[Extracted data entries]

/---

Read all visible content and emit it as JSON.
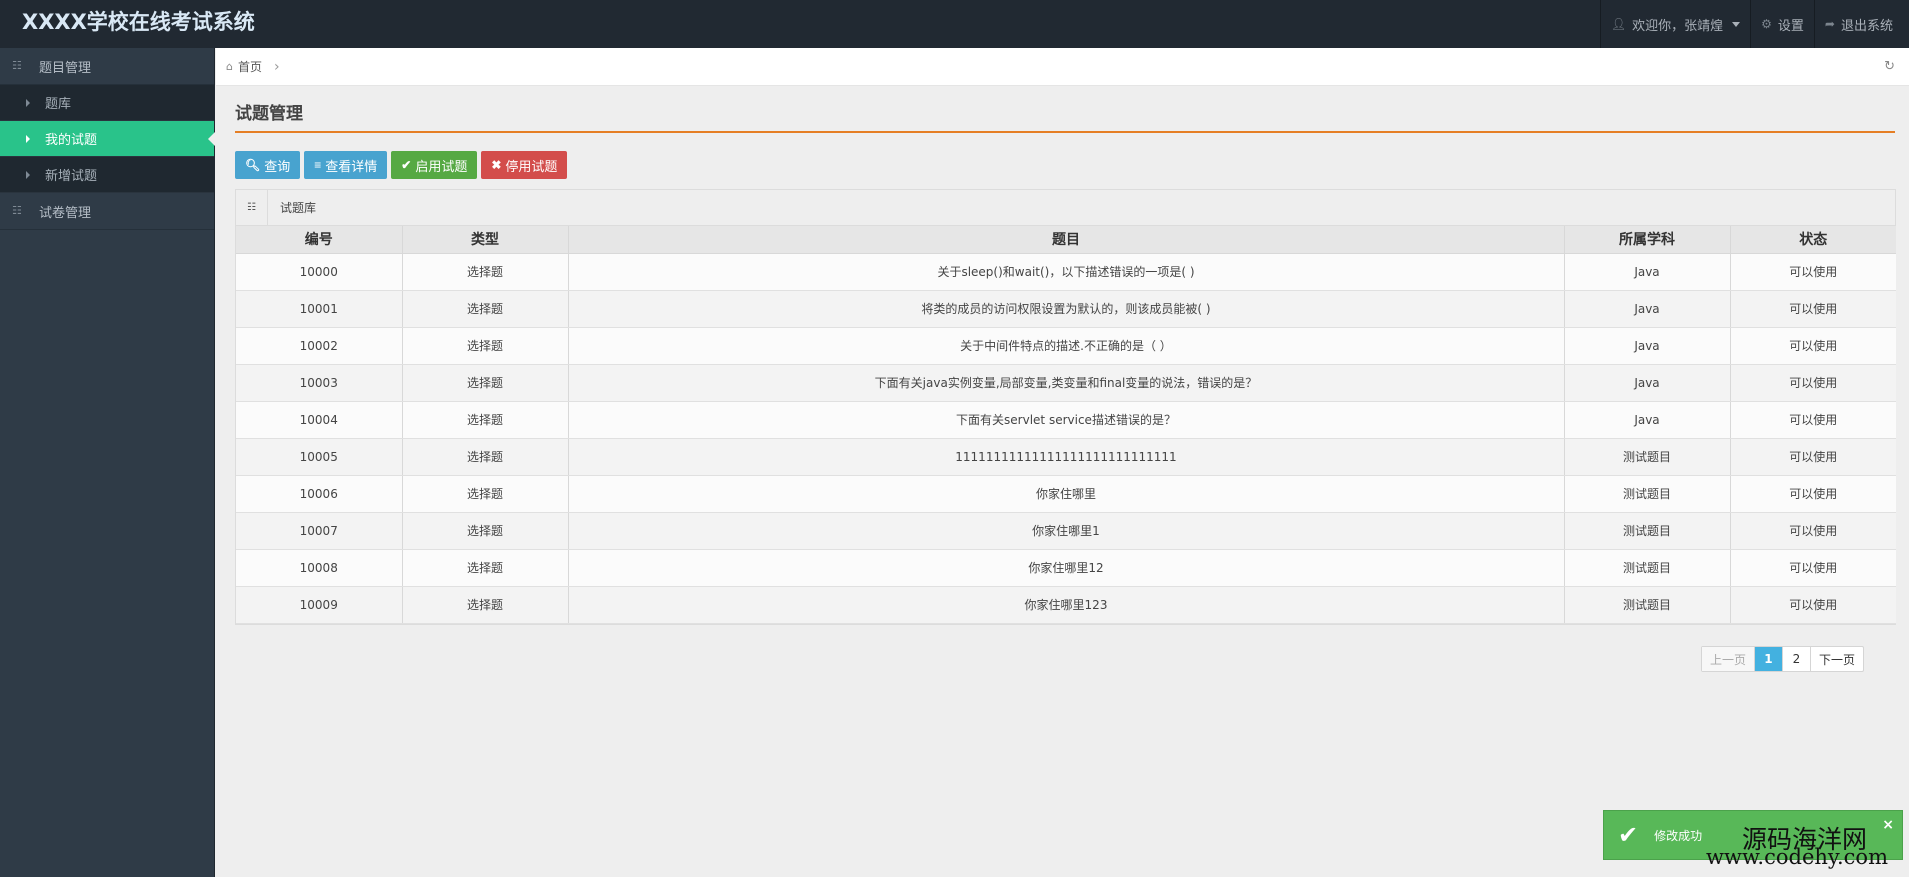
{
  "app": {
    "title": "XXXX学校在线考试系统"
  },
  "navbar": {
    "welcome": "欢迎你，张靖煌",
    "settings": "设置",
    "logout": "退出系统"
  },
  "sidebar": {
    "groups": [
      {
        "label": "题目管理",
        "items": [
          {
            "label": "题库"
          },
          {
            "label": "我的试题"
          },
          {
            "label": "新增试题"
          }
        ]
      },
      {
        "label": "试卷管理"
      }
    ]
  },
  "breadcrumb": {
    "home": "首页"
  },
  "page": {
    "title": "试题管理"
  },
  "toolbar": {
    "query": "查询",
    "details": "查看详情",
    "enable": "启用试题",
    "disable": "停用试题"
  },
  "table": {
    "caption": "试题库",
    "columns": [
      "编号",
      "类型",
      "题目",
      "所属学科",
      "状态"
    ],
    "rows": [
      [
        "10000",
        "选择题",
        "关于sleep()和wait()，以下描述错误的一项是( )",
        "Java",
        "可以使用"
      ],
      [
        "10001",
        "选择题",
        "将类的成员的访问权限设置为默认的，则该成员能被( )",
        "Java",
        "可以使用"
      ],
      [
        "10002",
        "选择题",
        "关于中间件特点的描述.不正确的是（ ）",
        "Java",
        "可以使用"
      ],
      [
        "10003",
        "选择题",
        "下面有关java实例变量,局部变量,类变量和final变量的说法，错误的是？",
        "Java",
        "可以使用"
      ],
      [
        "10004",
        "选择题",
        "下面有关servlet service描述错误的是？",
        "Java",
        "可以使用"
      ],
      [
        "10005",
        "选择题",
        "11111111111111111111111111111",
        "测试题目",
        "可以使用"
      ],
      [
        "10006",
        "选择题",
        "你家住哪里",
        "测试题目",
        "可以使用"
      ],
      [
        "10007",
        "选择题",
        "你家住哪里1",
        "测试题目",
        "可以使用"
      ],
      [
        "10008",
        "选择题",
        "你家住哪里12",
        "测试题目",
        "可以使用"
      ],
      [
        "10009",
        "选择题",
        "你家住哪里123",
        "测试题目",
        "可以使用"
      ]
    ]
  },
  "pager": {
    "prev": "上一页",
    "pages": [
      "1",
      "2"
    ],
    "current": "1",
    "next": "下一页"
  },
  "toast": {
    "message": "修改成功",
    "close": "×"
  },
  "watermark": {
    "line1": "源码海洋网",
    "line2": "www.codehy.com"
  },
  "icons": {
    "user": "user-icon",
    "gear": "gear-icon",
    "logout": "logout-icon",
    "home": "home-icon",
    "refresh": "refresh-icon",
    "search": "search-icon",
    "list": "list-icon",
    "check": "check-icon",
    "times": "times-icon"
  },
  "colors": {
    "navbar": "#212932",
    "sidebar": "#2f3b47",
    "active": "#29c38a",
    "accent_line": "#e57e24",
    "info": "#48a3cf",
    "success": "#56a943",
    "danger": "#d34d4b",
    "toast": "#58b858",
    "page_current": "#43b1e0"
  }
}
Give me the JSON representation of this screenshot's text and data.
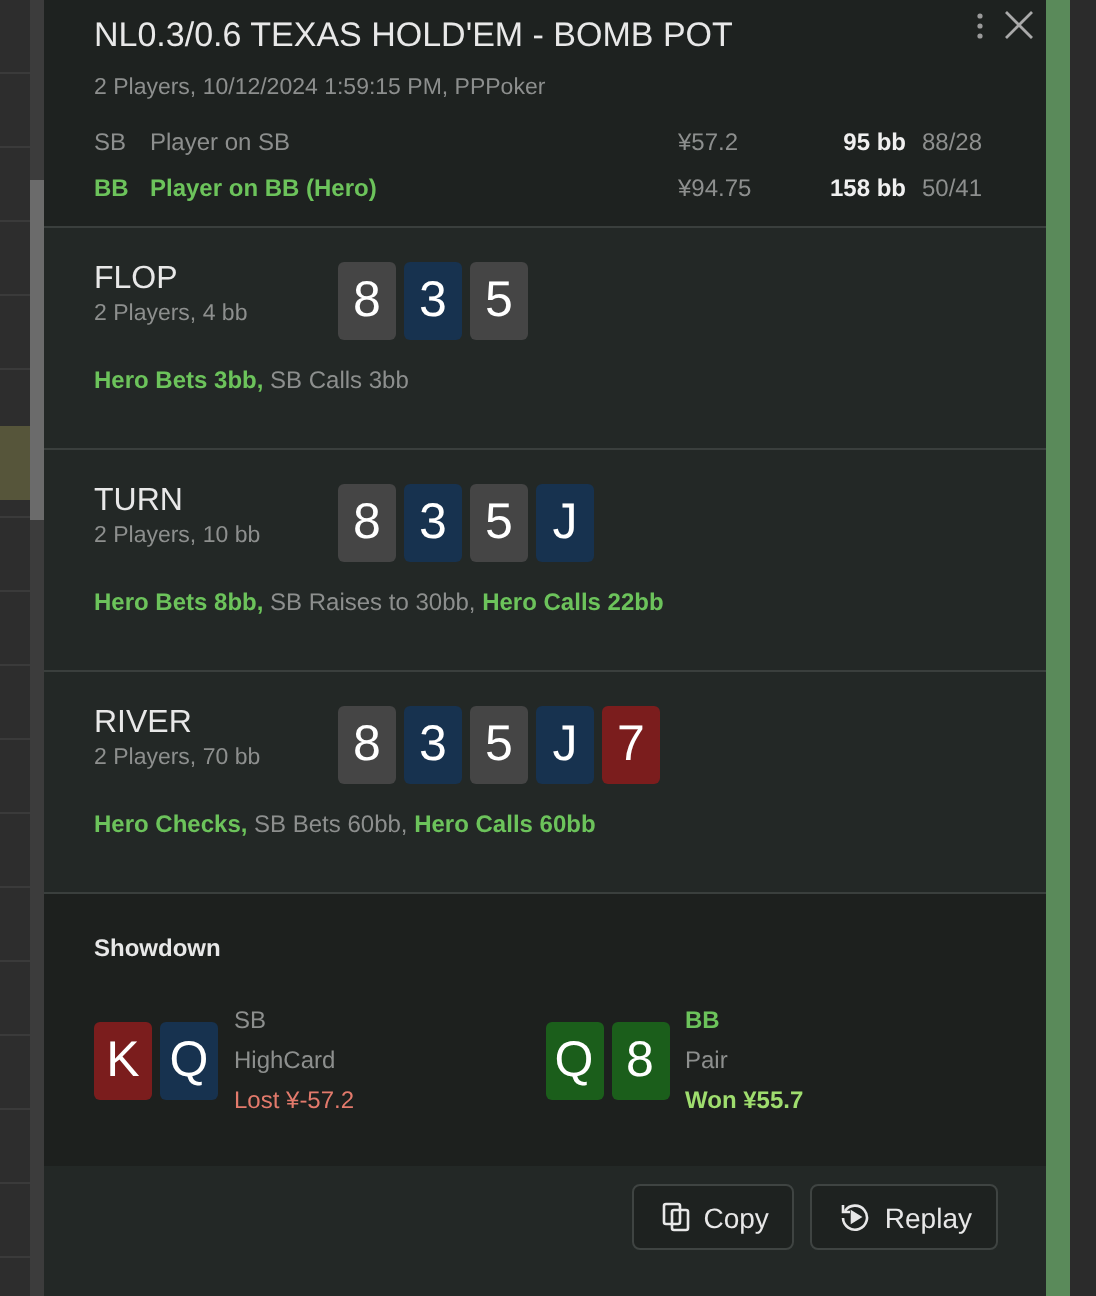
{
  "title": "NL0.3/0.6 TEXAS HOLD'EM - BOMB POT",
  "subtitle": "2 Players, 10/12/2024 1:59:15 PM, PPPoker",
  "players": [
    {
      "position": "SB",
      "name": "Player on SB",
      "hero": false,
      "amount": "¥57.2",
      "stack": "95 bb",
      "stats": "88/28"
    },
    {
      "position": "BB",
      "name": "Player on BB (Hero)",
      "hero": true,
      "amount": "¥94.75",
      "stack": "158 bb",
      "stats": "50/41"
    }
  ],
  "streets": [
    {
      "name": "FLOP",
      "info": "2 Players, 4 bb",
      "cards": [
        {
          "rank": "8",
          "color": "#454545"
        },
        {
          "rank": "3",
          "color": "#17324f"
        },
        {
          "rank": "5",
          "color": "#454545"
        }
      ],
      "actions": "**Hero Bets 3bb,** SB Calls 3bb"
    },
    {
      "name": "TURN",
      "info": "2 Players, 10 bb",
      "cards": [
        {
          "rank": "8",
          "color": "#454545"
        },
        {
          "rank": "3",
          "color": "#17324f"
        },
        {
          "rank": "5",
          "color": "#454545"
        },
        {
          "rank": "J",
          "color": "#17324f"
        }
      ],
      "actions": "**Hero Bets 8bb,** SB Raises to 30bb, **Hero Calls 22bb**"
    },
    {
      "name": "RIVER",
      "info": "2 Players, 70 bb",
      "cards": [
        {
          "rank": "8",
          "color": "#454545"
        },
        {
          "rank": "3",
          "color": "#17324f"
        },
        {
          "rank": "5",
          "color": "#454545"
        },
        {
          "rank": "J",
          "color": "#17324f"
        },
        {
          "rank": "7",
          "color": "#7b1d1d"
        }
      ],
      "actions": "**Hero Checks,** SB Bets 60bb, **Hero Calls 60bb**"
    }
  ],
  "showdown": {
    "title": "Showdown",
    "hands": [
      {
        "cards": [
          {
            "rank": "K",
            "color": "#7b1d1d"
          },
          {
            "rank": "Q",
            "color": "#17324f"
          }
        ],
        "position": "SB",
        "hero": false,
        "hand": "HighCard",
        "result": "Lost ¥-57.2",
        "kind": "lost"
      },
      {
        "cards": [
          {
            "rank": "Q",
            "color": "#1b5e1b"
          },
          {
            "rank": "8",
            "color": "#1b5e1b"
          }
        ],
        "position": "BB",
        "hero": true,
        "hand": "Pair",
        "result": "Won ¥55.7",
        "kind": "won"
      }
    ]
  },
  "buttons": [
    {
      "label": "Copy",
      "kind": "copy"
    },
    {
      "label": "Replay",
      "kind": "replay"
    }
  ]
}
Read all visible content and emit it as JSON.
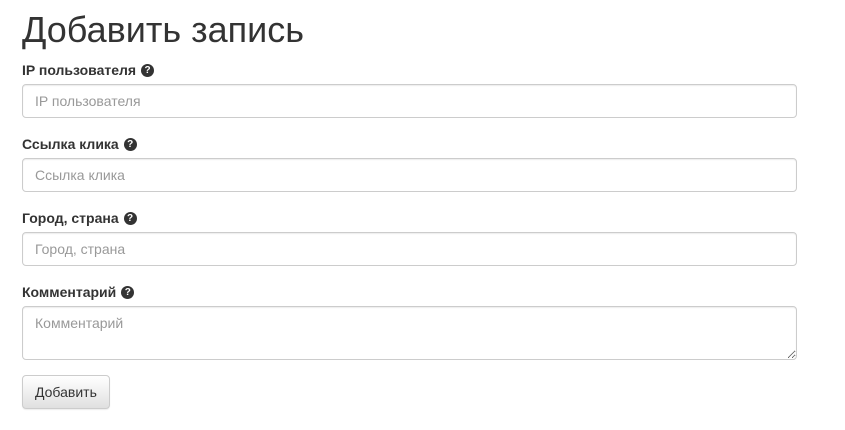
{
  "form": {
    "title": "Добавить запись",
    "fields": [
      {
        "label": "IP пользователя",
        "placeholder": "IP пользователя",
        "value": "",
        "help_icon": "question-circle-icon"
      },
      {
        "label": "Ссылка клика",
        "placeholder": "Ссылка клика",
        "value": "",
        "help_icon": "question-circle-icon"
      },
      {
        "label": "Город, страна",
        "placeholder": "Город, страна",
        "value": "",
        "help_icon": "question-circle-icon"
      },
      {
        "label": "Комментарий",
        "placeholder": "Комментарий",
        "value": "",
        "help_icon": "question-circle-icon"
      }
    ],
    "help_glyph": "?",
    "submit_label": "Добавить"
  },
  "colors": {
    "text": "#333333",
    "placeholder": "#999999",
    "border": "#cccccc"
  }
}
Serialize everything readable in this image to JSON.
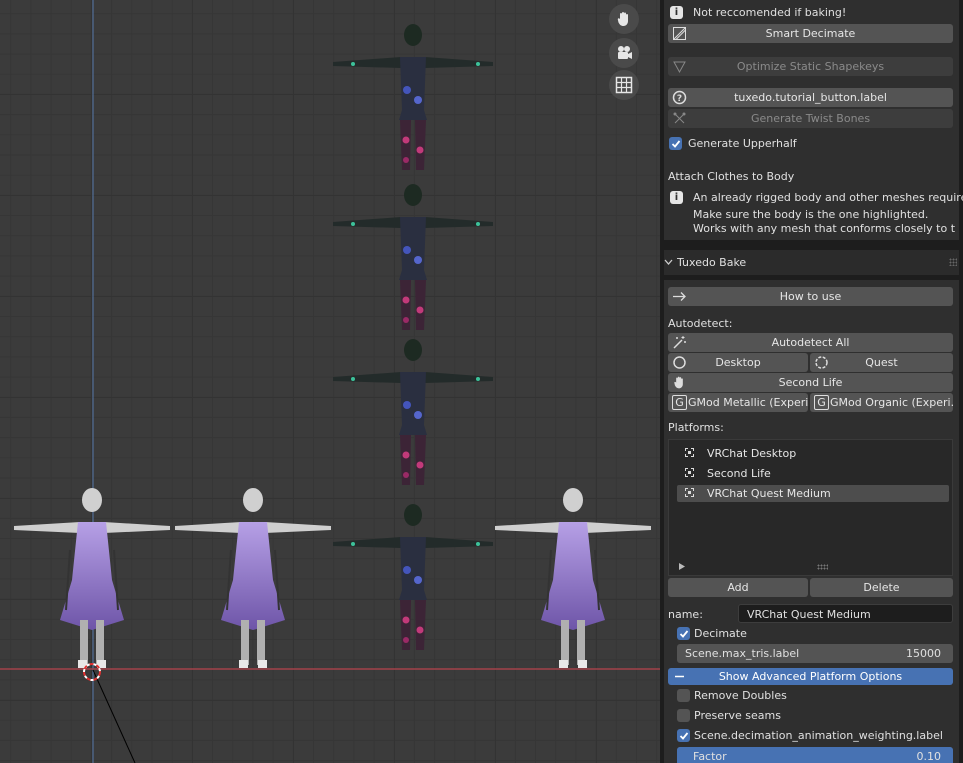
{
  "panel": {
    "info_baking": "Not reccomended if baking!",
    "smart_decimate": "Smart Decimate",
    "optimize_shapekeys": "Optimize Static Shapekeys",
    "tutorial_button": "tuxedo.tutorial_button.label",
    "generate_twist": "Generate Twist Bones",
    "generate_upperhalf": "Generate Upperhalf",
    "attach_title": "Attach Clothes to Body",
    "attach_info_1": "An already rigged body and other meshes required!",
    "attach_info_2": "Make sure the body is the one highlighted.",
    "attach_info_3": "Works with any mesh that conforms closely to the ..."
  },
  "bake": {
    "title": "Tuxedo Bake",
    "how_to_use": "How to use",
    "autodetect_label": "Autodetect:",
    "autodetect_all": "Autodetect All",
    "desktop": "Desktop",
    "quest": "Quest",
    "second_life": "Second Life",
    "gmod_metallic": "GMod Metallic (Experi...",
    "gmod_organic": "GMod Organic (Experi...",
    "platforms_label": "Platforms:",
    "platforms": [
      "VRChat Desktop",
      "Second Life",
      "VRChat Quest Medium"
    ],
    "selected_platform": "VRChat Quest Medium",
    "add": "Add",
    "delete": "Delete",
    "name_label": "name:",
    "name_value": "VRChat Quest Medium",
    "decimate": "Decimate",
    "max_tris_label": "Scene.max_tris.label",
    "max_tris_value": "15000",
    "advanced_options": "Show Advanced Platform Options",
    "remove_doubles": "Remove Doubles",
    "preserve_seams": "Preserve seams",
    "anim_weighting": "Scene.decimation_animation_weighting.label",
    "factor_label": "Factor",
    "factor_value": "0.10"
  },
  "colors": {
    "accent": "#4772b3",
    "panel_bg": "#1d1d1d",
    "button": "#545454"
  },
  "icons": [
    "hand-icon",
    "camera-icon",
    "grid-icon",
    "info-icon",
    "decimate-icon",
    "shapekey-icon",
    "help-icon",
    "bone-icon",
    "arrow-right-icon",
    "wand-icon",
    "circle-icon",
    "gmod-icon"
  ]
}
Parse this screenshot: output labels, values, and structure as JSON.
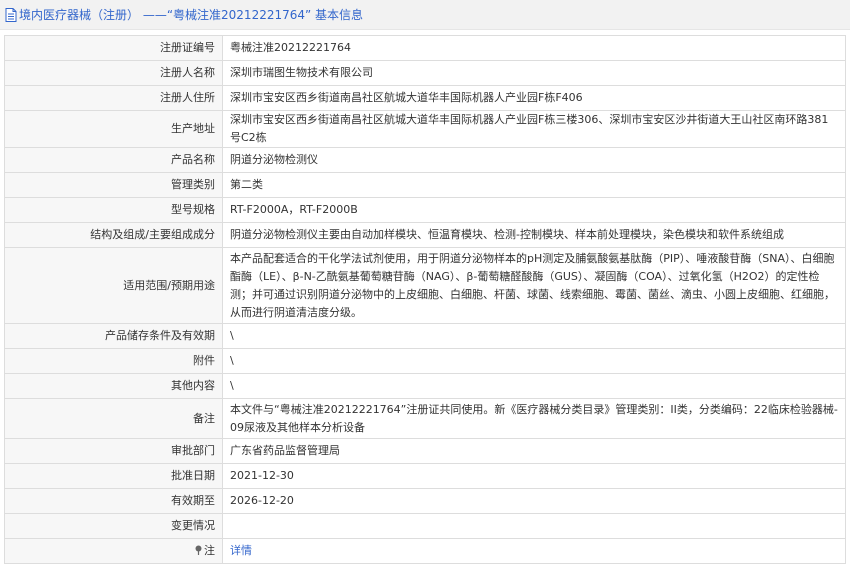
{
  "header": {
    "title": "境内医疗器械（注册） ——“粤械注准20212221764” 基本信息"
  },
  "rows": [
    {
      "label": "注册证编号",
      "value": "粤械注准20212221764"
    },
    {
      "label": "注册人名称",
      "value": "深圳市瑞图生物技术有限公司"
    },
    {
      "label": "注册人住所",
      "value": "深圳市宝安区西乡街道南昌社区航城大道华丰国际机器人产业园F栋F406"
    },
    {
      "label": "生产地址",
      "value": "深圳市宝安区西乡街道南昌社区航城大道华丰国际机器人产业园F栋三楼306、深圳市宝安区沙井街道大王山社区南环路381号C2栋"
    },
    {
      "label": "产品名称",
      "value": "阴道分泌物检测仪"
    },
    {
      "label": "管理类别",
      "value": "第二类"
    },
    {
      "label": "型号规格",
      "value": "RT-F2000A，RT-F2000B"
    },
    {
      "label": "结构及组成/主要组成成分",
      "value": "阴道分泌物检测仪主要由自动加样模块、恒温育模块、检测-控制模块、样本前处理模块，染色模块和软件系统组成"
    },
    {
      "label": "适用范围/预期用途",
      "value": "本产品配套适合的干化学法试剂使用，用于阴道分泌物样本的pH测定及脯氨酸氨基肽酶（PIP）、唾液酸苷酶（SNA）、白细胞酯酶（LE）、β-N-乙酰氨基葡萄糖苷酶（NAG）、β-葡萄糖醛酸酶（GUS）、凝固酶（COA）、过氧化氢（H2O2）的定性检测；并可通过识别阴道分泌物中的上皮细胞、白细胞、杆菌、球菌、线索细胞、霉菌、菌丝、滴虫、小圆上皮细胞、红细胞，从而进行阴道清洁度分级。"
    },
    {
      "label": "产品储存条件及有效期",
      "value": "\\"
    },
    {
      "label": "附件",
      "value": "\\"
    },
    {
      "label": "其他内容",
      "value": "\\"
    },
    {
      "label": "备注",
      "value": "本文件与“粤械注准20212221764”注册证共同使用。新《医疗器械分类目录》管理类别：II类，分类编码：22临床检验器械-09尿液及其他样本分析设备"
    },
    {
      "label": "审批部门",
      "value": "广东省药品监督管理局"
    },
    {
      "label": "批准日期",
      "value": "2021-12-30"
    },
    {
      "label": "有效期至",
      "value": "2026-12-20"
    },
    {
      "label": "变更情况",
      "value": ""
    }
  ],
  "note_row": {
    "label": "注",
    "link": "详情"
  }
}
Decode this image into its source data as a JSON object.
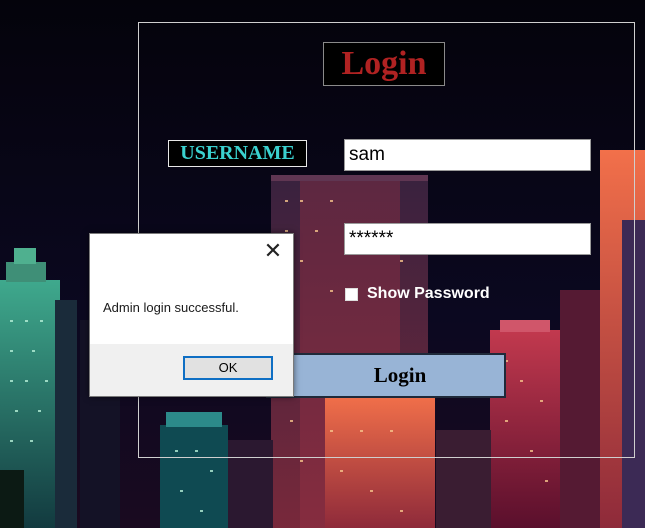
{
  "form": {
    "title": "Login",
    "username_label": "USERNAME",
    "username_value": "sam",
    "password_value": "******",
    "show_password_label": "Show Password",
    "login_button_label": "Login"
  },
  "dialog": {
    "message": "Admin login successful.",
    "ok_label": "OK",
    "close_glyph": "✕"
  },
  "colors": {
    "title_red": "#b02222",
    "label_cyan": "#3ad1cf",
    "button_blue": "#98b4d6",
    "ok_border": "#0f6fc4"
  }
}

\---

Report only the number of lines that hold the string "message" in this listing.

2